Collect from the data below each line with "POWER".
******************************
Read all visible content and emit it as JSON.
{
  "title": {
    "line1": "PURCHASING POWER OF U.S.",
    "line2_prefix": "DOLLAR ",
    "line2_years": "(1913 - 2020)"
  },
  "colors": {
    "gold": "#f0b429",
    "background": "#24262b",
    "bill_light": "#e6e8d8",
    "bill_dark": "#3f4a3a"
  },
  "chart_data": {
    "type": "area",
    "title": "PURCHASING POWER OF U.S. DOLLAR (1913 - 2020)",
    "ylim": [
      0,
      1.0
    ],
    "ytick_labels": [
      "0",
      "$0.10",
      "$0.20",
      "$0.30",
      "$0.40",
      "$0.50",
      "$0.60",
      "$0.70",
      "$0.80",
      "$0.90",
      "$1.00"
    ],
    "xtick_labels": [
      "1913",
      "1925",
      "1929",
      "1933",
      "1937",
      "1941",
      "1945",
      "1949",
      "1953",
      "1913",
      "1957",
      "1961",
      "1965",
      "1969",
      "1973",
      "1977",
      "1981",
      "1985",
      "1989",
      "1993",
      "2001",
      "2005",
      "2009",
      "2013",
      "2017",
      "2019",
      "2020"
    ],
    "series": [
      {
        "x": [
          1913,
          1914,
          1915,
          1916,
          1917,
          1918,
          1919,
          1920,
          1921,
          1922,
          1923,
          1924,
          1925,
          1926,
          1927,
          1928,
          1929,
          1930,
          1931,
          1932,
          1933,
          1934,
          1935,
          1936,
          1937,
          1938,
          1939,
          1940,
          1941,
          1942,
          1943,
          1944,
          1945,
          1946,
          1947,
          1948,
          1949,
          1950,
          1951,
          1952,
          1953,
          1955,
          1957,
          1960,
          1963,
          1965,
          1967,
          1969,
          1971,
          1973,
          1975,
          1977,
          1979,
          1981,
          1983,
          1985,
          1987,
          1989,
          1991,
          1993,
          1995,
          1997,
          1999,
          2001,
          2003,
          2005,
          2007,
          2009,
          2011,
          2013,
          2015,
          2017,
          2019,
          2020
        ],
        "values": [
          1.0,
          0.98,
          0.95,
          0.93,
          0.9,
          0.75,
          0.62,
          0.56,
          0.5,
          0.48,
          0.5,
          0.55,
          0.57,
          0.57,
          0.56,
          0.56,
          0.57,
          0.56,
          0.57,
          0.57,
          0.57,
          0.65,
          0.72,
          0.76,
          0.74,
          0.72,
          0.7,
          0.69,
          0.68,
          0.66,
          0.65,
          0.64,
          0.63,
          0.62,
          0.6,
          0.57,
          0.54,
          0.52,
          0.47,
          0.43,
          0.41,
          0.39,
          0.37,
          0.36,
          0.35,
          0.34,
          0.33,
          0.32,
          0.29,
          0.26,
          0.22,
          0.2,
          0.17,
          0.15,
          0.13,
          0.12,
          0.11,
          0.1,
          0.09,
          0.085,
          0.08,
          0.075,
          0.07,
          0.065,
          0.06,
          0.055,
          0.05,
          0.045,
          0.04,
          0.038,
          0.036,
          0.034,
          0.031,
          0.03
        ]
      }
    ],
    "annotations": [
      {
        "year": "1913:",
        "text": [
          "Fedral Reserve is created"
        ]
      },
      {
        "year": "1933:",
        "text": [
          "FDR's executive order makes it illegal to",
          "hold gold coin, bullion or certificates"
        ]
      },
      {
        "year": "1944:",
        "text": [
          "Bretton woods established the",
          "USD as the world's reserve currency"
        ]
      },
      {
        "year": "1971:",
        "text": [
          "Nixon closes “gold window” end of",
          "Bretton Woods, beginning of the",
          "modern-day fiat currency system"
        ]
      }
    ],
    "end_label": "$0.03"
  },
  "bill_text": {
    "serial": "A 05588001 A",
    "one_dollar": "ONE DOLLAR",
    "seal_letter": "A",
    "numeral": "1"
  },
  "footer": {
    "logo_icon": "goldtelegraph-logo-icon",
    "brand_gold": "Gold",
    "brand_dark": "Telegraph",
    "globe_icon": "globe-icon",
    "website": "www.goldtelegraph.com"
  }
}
******************************
→ The response
    "line1": "PURCHASING POWER OF U.S.",
    "title": "PURCHASING POWER OF U.S. DOLLAR (1913 - 2020)",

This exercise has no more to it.